(DIRECTIONS FOR THIS TASK)
Reproduce the records from their first line through the line containing "- library-item[interactable]: avformat: [320, 172, 740, 183]", including that line, unchanged.

(EXERCISE INPUTS)
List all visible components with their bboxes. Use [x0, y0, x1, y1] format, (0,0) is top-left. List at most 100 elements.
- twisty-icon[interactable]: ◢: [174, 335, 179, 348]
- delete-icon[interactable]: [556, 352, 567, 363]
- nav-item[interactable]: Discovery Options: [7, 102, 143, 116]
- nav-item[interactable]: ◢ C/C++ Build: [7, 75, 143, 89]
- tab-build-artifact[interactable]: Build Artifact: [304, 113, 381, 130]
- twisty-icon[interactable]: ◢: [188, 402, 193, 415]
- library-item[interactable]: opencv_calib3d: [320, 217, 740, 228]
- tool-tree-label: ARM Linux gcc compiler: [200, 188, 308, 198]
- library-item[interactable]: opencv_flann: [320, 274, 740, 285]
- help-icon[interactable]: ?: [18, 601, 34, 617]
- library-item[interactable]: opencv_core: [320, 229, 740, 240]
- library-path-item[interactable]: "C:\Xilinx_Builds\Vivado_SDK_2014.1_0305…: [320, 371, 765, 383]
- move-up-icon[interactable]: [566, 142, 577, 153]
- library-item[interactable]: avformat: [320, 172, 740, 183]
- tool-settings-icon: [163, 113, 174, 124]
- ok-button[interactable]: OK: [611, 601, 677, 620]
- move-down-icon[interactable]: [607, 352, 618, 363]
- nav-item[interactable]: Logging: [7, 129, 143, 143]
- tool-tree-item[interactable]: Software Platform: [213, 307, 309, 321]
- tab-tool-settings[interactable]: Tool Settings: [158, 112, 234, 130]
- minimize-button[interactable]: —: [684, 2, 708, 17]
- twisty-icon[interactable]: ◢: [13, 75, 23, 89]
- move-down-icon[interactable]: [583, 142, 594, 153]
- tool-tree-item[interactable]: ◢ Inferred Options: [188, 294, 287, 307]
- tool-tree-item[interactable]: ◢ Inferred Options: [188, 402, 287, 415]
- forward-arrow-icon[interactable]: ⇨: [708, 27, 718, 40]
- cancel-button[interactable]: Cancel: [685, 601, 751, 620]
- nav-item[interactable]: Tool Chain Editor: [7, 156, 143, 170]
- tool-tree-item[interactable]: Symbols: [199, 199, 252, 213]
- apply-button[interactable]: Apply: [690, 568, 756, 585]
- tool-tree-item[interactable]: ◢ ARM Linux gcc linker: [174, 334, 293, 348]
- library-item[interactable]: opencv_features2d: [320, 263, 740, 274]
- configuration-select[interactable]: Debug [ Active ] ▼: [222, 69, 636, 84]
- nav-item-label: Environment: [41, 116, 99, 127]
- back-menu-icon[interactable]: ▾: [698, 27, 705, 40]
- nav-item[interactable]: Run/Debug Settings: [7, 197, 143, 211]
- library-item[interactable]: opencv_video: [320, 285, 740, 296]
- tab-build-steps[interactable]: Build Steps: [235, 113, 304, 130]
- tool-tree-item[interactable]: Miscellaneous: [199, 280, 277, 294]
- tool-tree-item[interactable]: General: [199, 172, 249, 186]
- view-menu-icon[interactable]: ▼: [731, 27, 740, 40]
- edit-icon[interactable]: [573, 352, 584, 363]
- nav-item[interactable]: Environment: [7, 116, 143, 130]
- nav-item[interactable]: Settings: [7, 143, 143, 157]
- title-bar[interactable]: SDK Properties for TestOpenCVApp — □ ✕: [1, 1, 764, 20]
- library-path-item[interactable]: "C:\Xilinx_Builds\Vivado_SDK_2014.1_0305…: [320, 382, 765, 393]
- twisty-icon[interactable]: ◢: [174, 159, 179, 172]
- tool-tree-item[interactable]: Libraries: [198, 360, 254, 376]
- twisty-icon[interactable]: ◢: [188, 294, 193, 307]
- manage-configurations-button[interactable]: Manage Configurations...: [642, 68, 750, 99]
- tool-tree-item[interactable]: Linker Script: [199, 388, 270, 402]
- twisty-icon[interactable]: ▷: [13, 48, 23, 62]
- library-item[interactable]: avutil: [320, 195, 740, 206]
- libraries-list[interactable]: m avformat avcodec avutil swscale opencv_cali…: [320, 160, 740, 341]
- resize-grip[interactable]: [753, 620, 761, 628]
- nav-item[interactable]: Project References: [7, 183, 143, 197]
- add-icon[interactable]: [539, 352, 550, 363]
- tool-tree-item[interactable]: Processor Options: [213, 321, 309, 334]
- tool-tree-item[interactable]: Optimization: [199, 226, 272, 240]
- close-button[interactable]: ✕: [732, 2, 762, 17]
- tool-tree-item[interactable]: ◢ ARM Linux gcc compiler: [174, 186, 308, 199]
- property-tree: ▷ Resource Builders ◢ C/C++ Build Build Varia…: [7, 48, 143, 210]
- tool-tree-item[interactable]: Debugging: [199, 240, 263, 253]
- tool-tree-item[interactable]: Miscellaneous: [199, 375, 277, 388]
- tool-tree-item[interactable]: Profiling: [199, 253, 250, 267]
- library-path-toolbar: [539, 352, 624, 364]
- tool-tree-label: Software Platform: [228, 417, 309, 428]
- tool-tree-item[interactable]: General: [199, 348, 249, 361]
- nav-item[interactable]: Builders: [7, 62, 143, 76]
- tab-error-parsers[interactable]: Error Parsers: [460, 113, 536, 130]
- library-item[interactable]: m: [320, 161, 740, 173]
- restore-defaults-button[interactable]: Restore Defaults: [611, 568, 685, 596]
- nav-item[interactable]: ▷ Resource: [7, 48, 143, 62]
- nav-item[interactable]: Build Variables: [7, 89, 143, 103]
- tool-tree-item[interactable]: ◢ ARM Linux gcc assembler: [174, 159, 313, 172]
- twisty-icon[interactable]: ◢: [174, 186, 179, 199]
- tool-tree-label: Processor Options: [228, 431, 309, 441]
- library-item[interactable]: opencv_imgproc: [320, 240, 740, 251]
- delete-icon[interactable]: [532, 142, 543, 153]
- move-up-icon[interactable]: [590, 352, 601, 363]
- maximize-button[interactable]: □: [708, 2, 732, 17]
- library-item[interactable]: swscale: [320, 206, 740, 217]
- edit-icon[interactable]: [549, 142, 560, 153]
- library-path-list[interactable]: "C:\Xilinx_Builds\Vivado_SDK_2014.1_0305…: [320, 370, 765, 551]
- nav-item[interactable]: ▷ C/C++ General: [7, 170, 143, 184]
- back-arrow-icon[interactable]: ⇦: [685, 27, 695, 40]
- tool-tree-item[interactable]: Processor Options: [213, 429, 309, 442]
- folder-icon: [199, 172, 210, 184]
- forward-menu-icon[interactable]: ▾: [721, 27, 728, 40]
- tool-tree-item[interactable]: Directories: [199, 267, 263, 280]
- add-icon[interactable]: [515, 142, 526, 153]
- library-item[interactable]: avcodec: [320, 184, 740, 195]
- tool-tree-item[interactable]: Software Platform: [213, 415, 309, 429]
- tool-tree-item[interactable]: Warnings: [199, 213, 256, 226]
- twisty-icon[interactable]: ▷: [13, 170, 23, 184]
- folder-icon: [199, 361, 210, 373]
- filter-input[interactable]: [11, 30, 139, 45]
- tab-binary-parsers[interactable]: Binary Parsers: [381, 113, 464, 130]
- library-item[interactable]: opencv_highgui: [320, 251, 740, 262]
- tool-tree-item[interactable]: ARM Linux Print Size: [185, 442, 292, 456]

(RESULT BELOW)
List all visible components with their bboxes. Use [x0, y0, x1, y1] format, (0,0) is top-left. List at most 100 elements.
- twisty-icon[interactable]: ◢: [174, 335, 179, 348]
- delete-icon[interactable]: [556, 352, 567, 363]
- nav-item[interactable]: Discovery Options: [7, 102, 143, 116]
- nav-item[interactable]: ◢ C/C++ Build: [7, 75, 143, 89]
- tab-build-artifact[interactable]: Build Artifact: [304, 113, 381, 130]
- twisty-icon[interactable]: ◢: [188, 402, 193, 415]
- library-item[interactable]: opencv_calib3d: [320, 217, 740, 228]
- tool-tree-label: ARM Linux gcc compiler: [200, 188, 308, 198]
- library-item[interactable]: opencv_flann: [320, 274, 740, 285]
- help-icon[interactable]: ?: [18, 601, 34, 617]
- library-item[interactable]: opencv_core: [320, 229, 740, 240]
- library-path-item[interactable]: "C:\Xilinx_Builds\Vivado_SDK_2014.1_0305…: [320, 371, 765, 383]
- move-up-icon[interactable]: [566, 142, 577, 153]
- library-item[interactable]: avformat: [320, 172, 740, 183]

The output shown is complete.